• **Exercise**:
Copy each line of the material below that includes the string "dostawionymi".

= = =

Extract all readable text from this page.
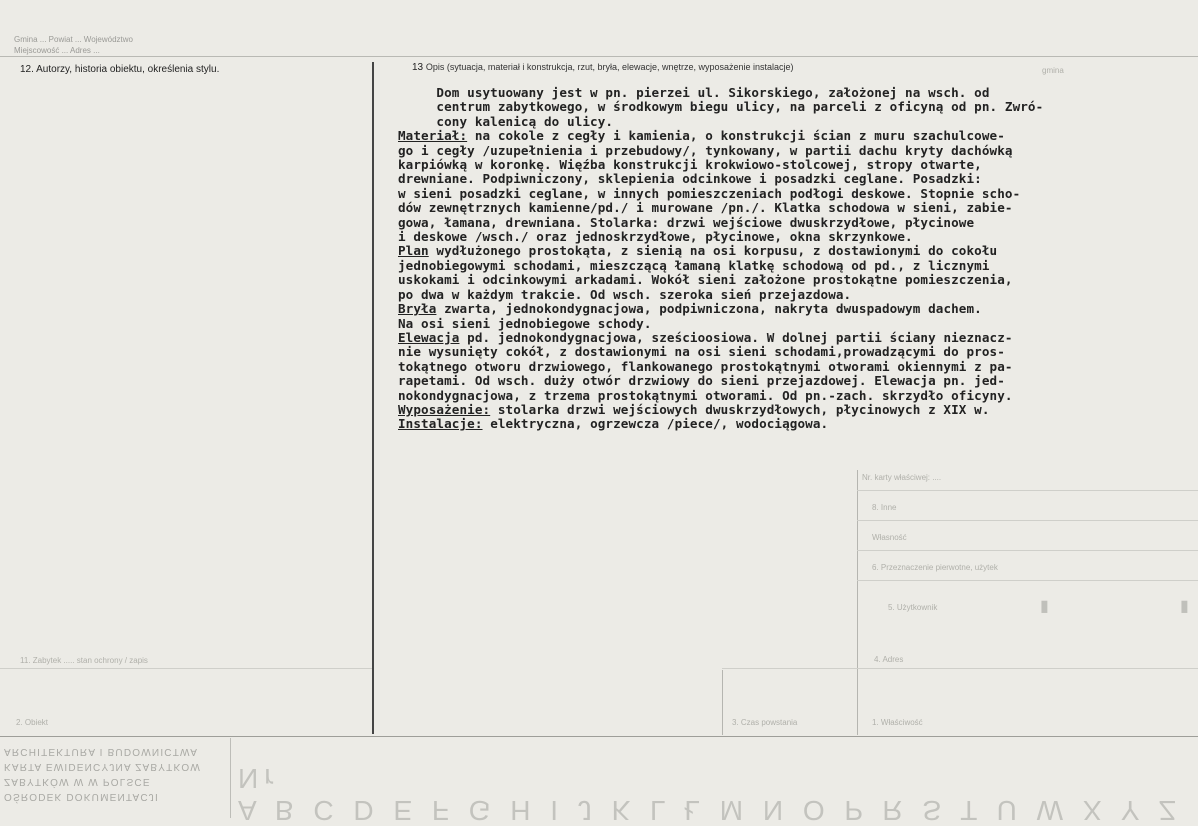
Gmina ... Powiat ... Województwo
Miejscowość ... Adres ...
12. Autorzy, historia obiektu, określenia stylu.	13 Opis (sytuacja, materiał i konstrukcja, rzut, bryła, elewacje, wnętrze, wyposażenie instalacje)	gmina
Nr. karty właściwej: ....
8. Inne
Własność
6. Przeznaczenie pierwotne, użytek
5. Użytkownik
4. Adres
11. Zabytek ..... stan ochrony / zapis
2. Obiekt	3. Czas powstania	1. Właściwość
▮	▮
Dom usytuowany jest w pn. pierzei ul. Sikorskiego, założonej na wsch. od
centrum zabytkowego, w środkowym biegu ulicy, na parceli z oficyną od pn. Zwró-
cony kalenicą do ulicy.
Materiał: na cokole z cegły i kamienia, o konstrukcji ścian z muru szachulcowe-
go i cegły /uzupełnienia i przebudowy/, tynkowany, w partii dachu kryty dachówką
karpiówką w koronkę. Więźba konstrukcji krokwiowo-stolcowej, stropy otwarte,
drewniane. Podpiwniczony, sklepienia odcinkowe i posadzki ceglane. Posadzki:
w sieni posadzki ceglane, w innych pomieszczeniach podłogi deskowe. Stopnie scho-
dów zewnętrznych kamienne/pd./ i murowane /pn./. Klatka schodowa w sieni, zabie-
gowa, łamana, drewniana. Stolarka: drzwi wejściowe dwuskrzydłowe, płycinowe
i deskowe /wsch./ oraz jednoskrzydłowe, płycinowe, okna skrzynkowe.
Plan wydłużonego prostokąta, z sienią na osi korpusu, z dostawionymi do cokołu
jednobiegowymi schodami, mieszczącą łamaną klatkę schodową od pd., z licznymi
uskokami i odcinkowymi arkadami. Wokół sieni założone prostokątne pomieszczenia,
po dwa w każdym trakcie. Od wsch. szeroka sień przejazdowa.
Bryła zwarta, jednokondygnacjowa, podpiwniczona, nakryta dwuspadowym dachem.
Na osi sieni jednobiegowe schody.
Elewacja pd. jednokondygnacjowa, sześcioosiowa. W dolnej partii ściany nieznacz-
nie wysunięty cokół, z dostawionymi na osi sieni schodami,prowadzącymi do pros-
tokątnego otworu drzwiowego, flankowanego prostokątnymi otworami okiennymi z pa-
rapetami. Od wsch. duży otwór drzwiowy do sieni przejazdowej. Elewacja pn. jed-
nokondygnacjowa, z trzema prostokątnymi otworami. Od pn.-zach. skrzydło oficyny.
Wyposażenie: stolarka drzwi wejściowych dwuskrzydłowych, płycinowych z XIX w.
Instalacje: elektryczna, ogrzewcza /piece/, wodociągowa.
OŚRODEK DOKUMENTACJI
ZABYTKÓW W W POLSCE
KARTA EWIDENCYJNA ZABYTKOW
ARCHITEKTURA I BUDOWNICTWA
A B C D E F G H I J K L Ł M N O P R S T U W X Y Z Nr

= = =

• **Solution**:
Plan wydłużonego prostokąta, z sienią na osi korpusu, z dostawionymi do cokołu
nie wysunięty cokół, z dostawionymi na osi sieni schodami,prowadzącymi do pros-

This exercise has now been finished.